**What this exercise asks:**
[1] Name every command-line option passed to criteo2predict.py in the HugeCTR inference walkthrough.
[2] Copy out the stretch of the HugeCTR inference walkthrough from "2. Create the" through "correct_samples = sum(flags)", swapping "correct_samples" for "matched_samples" wherever it occurs.

**Text section:**
* * *

The HugeCTR inference is enabled by `hugectr.inference.InferenceSession.predict` method of InferenceSession, which requires dense features, embedding columns and row pointers of slots as the input and gives the prediction result as the output. We need to convert the criteo data to inference format first.

In [7]:
!python3 ../tools/criteo_predict/criteo2predict.py --src_csv_path=dcn_data/val/test.txt --src_config=../tools/criteo_predict/dcn_data.json --dst_path=./dcn_csr.txt --batch_size=1024

We can then make inference based on the saved model graph and model weights by doing the following with Python APIs:

1. Configure the inference related parameters.
2. Create the inference session.
3. Make inference with the `InferenceSession.predict` method. 

In [8]:
%%writefile dcn_inference.py
from hugectr.inference import InferenceParams, CreateInferenceSession
from mpi4py import MPI

def calculate_accuracy(labels, output):
    num_samples = len(labels)
    flags = [1 if ((labels[i] == 0 and output[i] <= 0.5) or (labels[i] == 1 and output[i] > 0.5)) else 0 for i in range(num_samples)]
    correct_samples = sum(flags)
    return float(correct_samples)/(float(num_samples)+1e-16)

data_file = open("dcn_csr.txt")
config_file = "dcn.json"
labels = [int(item) for item in data_file.readline().split(' ')]
dense_features = [float(item) for item in data_file.readline().split(' ') if item!="\n"]
embedding_columns = [int(item) for item in data_file.readline().split(' ')]
row_ptrs = [int(item) for item in data_file.readline().split(' ')]

# create parameter server, embedding cache and inference session
inference_params = InferenceParams(model_name = "dcn",
                                max_batchsize = 1024,
                                hit_rate_threshold = 0.6,
                                dense_model_file = "./dcn_dense_1000.model",
                                sparse_model_files = ["./dcn0_sparse_1000.model"],
                                device_id = 0,
                                use_gpu_embedding_cache = True,
                                cache_size_percentage = 0.9,
                                i64_input_key = False,
                                use_mixed_precision = False)

* * *

**Recorded information:**
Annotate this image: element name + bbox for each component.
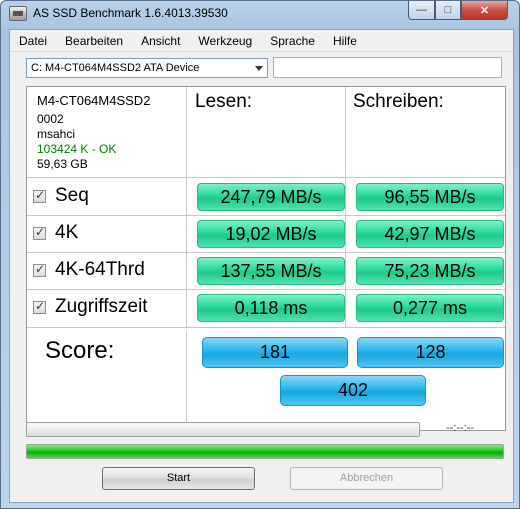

* * *

**Expected responses:**
[1]
- --src_csv_path
- --src_config
- --dst_path
- --batch_size

[2]
2. Create the inference session.
3. Make inference with the `InferenceSession.predict` method. 

In [8]:
%%writefile dcn_inference.py
from hugectr.inference import InferenceParams, CreateInferenceSession
from mpi4py import MPI

def calculate_accuracy(labels, output):
    num_samples = len(labels)
    flags = [1 if ((labels[i] == 0 and output[i] <= 0.5) or (labels[i] == 1 and output[i] > 0.5)) else 0 for i in range(num_samples)]
    matched_samples = sum(flags)